§ **Short exercise**: Extract the text of each entry below exactly, leaving every image behind.

-------- Provided data --------

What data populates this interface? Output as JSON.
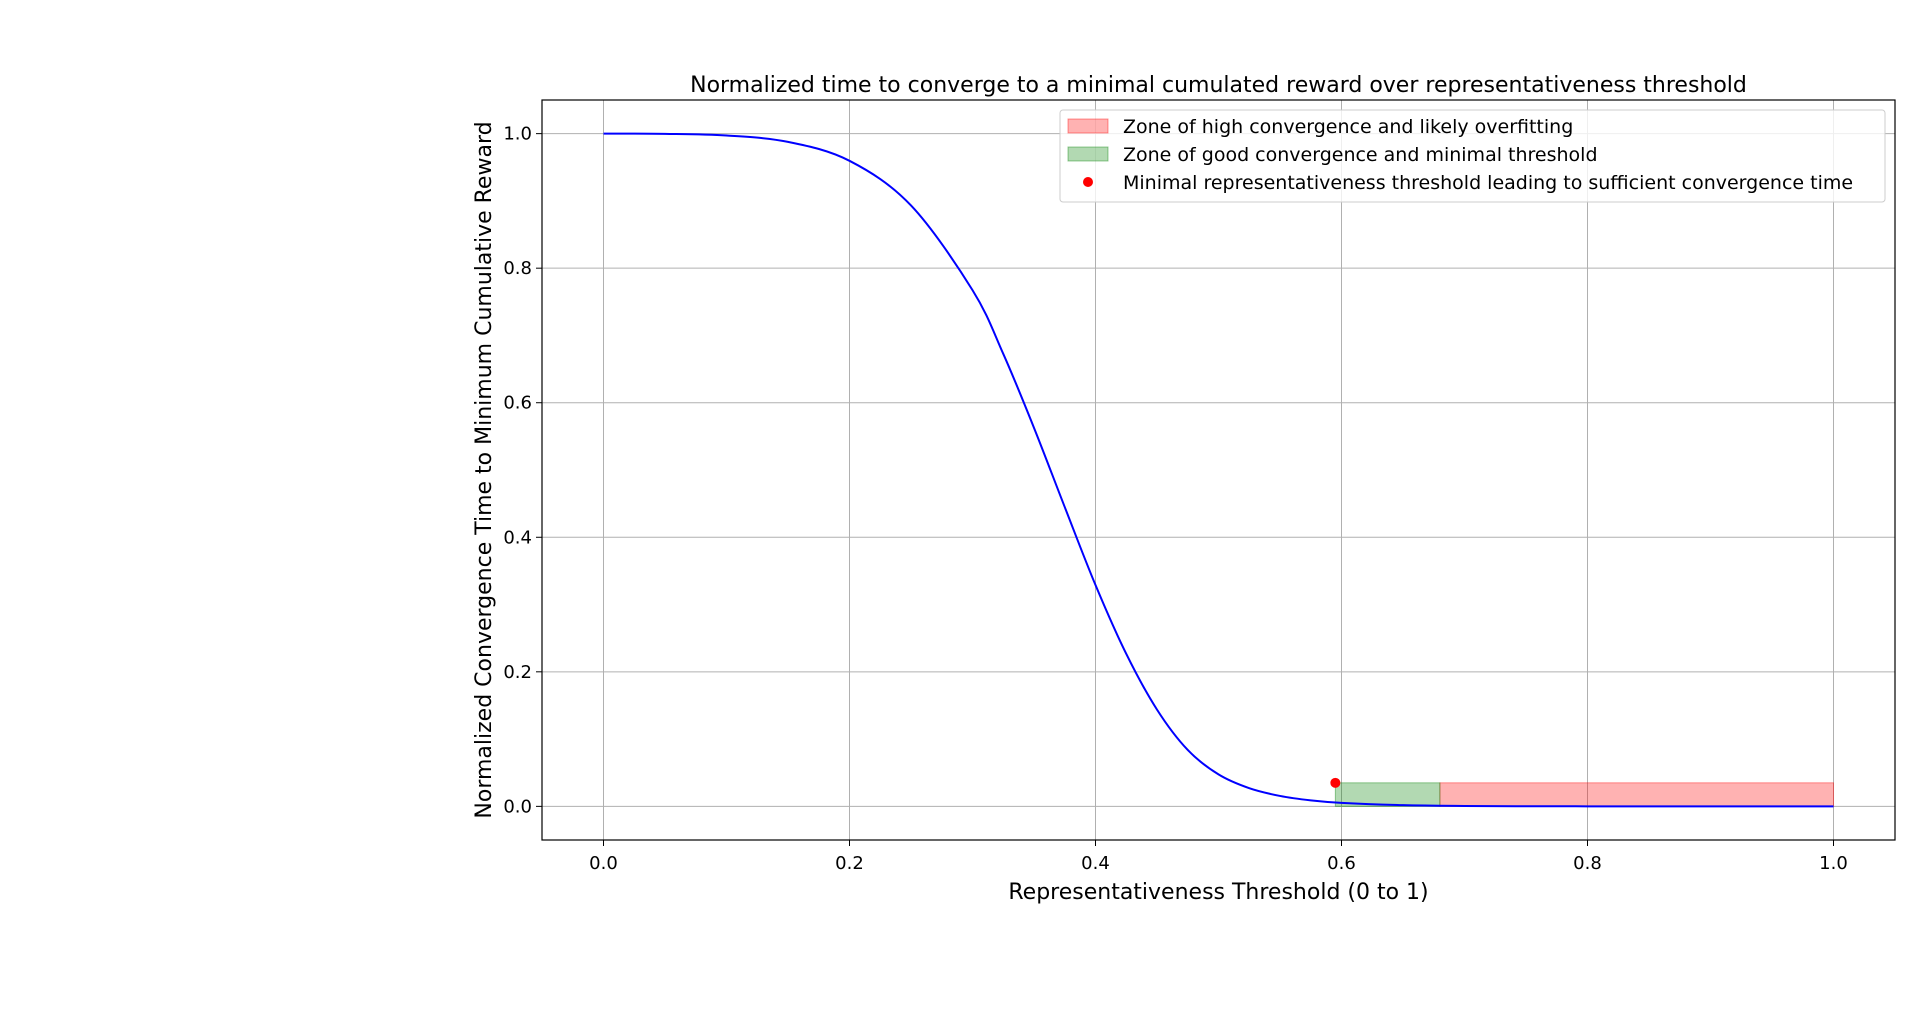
{
  "chart_data": {
    "type": "line",
    "title": "Normalized time to converge to a minimal cumulated reward over representativeness threshold",
    "xlabel": "Representativeness Threshold (0 to 1)",
    "ylabel": "Normalized Convergence Time to Minimum Cumulative Reward",
    "xlim": [
      -0.05,
      1.05
    ],
    "ylim": [
      -0.05,
      1.05
    ],
    "xticks": [
      0.0,
      0.2,
      0.4,
      0.6,
      0.8,
      1.0
    ],
    "xtick_labels": [
      "0.0",
      "0.2",
      "0.4",
      "0.6",
      "0.8",
      "1.0"
    ],
    "yticks": [
      0.0,
      0.2,
      0.4,
      0.6,
      0.8,
      1.0
    ],
    "ytick_labels": [
      "0.0",
      "0.2",
      "0.4",
      "0.6",
      "0.8",
      "1.0"
    ],
    "grid": true,
    "legend_position": "top-right",
    "series": [
      {
        "type": "line",
        "color": "#0000ff",
        "x": [
          0.0,
          0.05,
          0.1,
          0.15,
          0.2,
          0.25,
          0.3,
          0.325,
          0.35,
          0.375,
          0.4,
          0.425,
          0.45,
          0.475,
          0.5,
          0.525,
          0.55,
          0.575,
          0.6,
          0.65,
          0.7,
          0.75,
          0.8,
          0.85,
          0.9,
          0.95,
          1.0
        ],
        "y": [
          1.0,
          0.9997,
          0.9972,
          0.9877,
          0.9596,
          0.8932,
          0.7674,
          0.6727,
          0.5627,
          0.4449,
          0.329,
          0.2267,
          0.1438,
          0.0838,
          0.0475,
          0.027,
          0.0155,
          0.0089,
          0.0052,
          0.0018,
          0.0006,
          0.0002,
          7e-05,
          2e-05,
          0.0,
          0.0,
          0.0
        ]
      }
    ],
    "zones": [
      {
        "label": "Zone of high convergence and likely overfitting",
        "x_start": 0.68,
        "x_end": 1.0,
        "y_start": 0.0,
        "y_end": 0.035,
        "color": "#ff0000",
        "opacity": 0.3
      },
      {
        "label": "Zone of good convergence and minimal threshold",
        "x_start": 0.595,
        "x_end": 0.68,
        "y_start": 0.0,
        "y_end": 0.035,
        "color": "#008000",
        "opacity": 0.3
      }
    ],
    "markers": [
      {
        "label": "Minimal representativeness threshold leading to sufficient convergence time",
        "x": 0.595,
        "y": 0.035,
        "color": "#ff0000"
      }
    ]
  }
}
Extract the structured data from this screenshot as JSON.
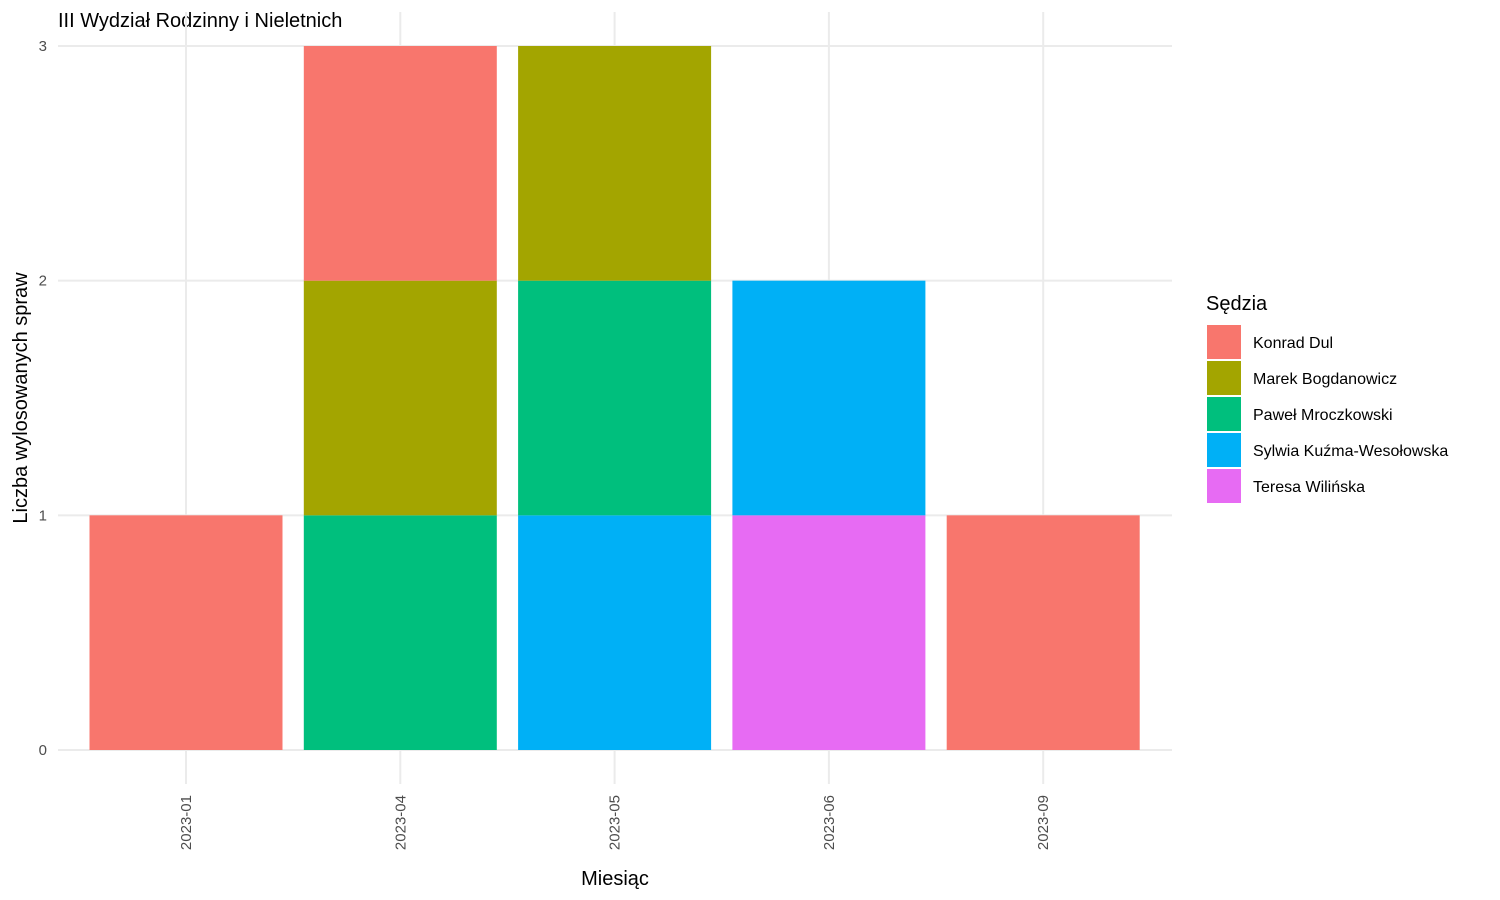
{
  "chart_data": {
    "type": "bar",
    "stacked": true,
    "title": "III Wydział Rodzinny i Nieletnich",
    "xlabel": "Miesiąc",
    "ylabel": "Liczba wylosowanych spraw",
    "categories": [
      "2023-01",
      "2023-04",
      "2023-05",
      "2023-06",
      "2023-09"
    ],
    "ylim": [
      0,
      3
    ],
    "yticks": [
      0,
      1,
      2,
      3
    ],
    "grid": true,
    "legend": {
      "title": "Sędzia",
      "position": "right"
    },
    "series": [
      {
        "name": "Konrad Dul",
        "color": "#F8766D",
        "values": [
          1,
          1,
          0,
          0,
          1
        ]
      },
      {
        "name": "Marek Bogdanowicz",
        "color": "#A3A500",
        "values": [
          0,
          1,
          1,
          0,
          0
        ]
      },
      {
        "name": "Paweł Mroczkowski",
        "color": "#00BF7D",
        "values": [
          0,
          1,
          1,
          0,
          0
        ]
      },
      {
        "name": "Sylwia Kuźma-Wesołowska",
        "color": "#00B0F6",
        "values": [
          0,
          0,
          1,
          1,
          0
        ]
      },
      {
        "name": "Teresa Wilińska",
        "color": "#E76BF3",
        "values": [
          0,
          0,
          0,
          1,
          0
        ]
      }
    ]
  }
}
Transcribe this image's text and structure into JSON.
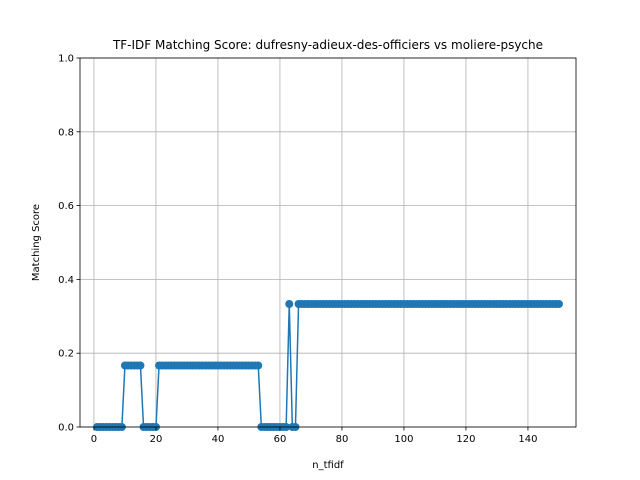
{
  "chart_data": {
    "type": "line",
    "title": "TF-IDF Matching Score: dufresny-adieux-des-officiers vs moliere-psyche",
    "xlabel": "n_tfidf",
    "ylabel": "Matching Score",
    "xlim": [
      -4.5,
      155.5
    ],
    "ylim": [
      0,
      1
    ],
    "grid": true,
    "series_color": "#1f77b4",
    "xticks": [
      0,
      20,
      40,
      60,
      80,
      100,
      120,
      140
    ],
    "xtick_labels": [
      "0",
      "20",
      "40",
      "60",
      "80",
      "100",
      "120",
      "140"
    ],
    "yticks": [
      0.0,
      0.2,
      0.4,
      0.6,
      0.8,
      1.0
    ],
    "ytick_labels": [
      "0.0",
      "0.2",
      "0.4",
      "0.6",
      "0.8",
      "1.0"
    ],
    "segments": [
      {
        "from": 1,
        "to": 9,
        "value": 0.0
      },
      {
        "from": 10,
        "to": 15,
        "value": 0.1667
      },
      {
        "from": 16,
        "to": 20,
        "value": 0.0
      },
      {
        "from": 21,
        "to": 53,
        "value": 0.1667
      },
      {
        "from": 54,
        "to": 62,
        "value": 0.0
      },
      {
        "from": 63,
        "to": 63,
        "value": 0.3333
      },
      {
        "from": 64,
        "to": 65,
        "value": 0.0
      },
      {
        "from": 66,
        "to": 150,
        "value": 0.3333
      }
    ]
  }
}
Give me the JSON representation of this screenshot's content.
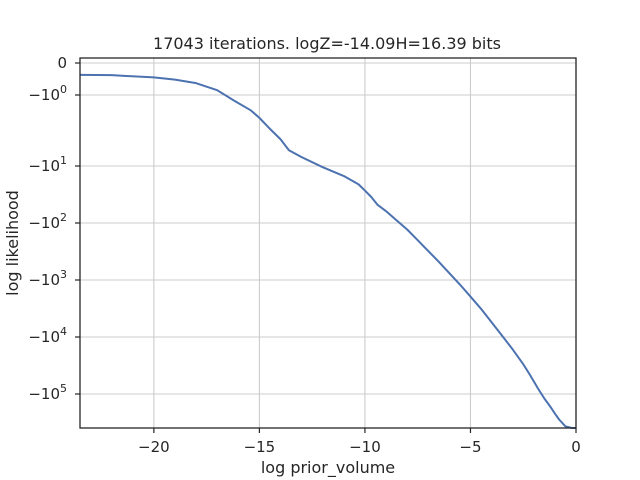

--------

§ **Answer to this problem**:
What data populates this interface? Output as JSON.
{
  "chart_data": {
    "type": "line",
    "title": "Normalized time to converge to a minimal cumulated reward over representativeness threshold",
    "xlabel": "Representativeness Threshold (0 to 1)",
    "ylabel": "Normalized Convergence Time to Minimum Cumulative Reward",
    "xlim": [
      -0.05,
      1.05
    ],
    "ylim": [
      -0.05,
      1.05
    ],
    "xticks": [
      0.0,
      0.2,
      0.4,
      0.6,
      0.8,
      1.0
    ],
    "xtick_labels": [
      "0.0",
      "0.2",
      "0.4",
      "0.6",
      "0.8",
      "1.0"
    ],
    "yticks": [
      0.0,
      0.2,
      0.4,
      0.6,
      0.8,
      1.0
    ],
    "ytick_labels": [
      "0.0",
      "0.2",
      "0.4",
      "0.6",
      "0.8",
      "1.0"
    ],
    "grid": true,
    "legend_position": "top-right",
    "series": [
      {
        "type": "line",
        "color": "#0000ff",
        "x": [
          0.0,
          0.05,
          0.1,
          0.15,
          0.2,
          0.25,
          0.3,
          0.325,
          0.35,
          0.375,
          0.4,
          0.425,
          0.45,
          0.475,
          0.5,
          0.525,
          0.55,
          0.575,
          0.6,
          0.65,
          0.7,
          0.75,
          0.8,
          0.85,
          0.9,
          0.95,
          1.0
        ],
        "y": [
          1.0,
          0.9997,
          0.9972,
          0.9877,
          0.9596,
          0.8932,
          0.7674,
          0.6727,
          0.5627,
          0.4449,
          0.329,
          0.2267,
          0.1438,
          0.0838,
          0.0475,
          0.027,
          0.0155,
          0.0089,
          0.0052,
          0.0018,
          0.0006,
          0.0002,
          7e-05,
          2e-05,
          0.0,
          0.0,
          0.0
        ]
      }
    ],
    "zones": [
      {
        "label": "Zone of high convergence and likely overfitting",
        "x_start": 0.68,
        "x_end": 1.0,
        "y_start": 0.0,
        "y_end": 0.035,
        "color": "#ff0000",
        "opacity": 0.3
      },
      {
        "label": "Zone of good convergence and minimal threshold",
        "x_start": 0.595,
        "x_end": 0.68,
        "y_start": 0.0,
        "y_end": 0.035,
        "color": "#008000",
        "opacity": 0.3
      }
    ],
    "markers": [
      {
        "label": "Minimal representativeness threshold leading to sufficient convergence time",
        "x": 0.595,
        "y": 0.035,
        "color": "#ff0000"
      }
    ]
  }
}
Extract the structured data from this screenshot as JSON.
{
  "chart_data": {
    "type": "bar",
    "stacked": true,
    "title": "III Wydział Rodzinny i Nieletnich",
    "xlabel": "Miesiąc",
    "ylabel": "Liczba wylosowanych spraw",
    "categories": [
      "2023-01",
      "2023-04",
      "2023-05",
      "2023-06",
      "2023-09"
    ],
    "ylim": [
      0,
      3
    ],
    "yticks": [
      0,
      1,
      2,
      3
    ],
    "grid": true,
    "legend": {
      "title": "Sędzia",
      "position": "right"
    },
    "series": [
      {
        "name": "Konrad Dul",
        "color": "#F8766D",
        "values": [
          1,
          1,
          0,
          0,
          1
        ]
      },
      {
        "name": "Marek Bogdanowicz",
        "color": "#A3A500",
        "values": [
          0,
          1,
          1,
          0,
          0
        ]
      },
      {
        "name": "Paweł Mroczkowski",
        "color": "#00BF7D",
        "values": [
          0,
          1,
          1,
          0,
          0
        ]
      },
      {
        "name": "Sylwia Kuźma-Wesołowska",
        "color": "#00B0F6",
        "values": [
          0,
          0,
          1,
          1,
          0
        ]
      },
      {
        "name": "Teresa Wilińska",
        "color": "#E76BF3",
        "values": [
          0,
          0,
          0,
          1,
          0
        ]
      }
    ]
  }
}
Transcribe this image's text and structure into JSON.
{
  "chart_data": {
    "type": "line",
    "title": "TF-IDF Matching Score: dufresny-adieux-des-officiers vs moliere-psyche",
    "xlabel": "n_tfidf",
    "ylabel": "Matching Score",
    "xlim": [
      -4.5,
      155.5
    ],
    "ylim": [
      0,
      1
    ],
    "grid": true,
    "series_color": "#1f77b4",
    "xticks": [
      0,
      20,
      40,
      60,
      80,
      100,
      120,
      140
    ],
    "xtick_labels": [
      "0",
      "20",
      "40",
      "60",
      "80",
      "100",
      "120",
      "140"
    ],
    "yticks": [
      0.0,
      0.2,
      0.4,
      0.6,
      0.8,
      1.0
    ],
    "ytick_labels": [
      "0.0",
      "0.2",
      "0.4",
      "0.6",
      "0.8",
      "1.0"
    ],
    "segments": [
      {
        "from": 1,
        "to": 9,
        "value": 0.0
      },
      {
        "from": 10,
        "to": 15,
        "value": 0.1667
      },
      {
        "from": 16,
        "to": 20,
        "value": 0.0
      },
      {
        "from": 21,
        "to": 53,
        "value": 0.1667
      },
      {
        "from": 54,
        "to": 62,
        "value": 0.0
      },
      {
        "from": 63,
        "to": 63,
        "value": 0.3333
      },
      {
        "from": 64,
        "to": 65,
        "value": 0.0
      },
      {
        "from": 66,
        "to": 150,
        "value": 0.3333
      }
    ]
  }
}
Give me the JSON representation of this screenshot's content.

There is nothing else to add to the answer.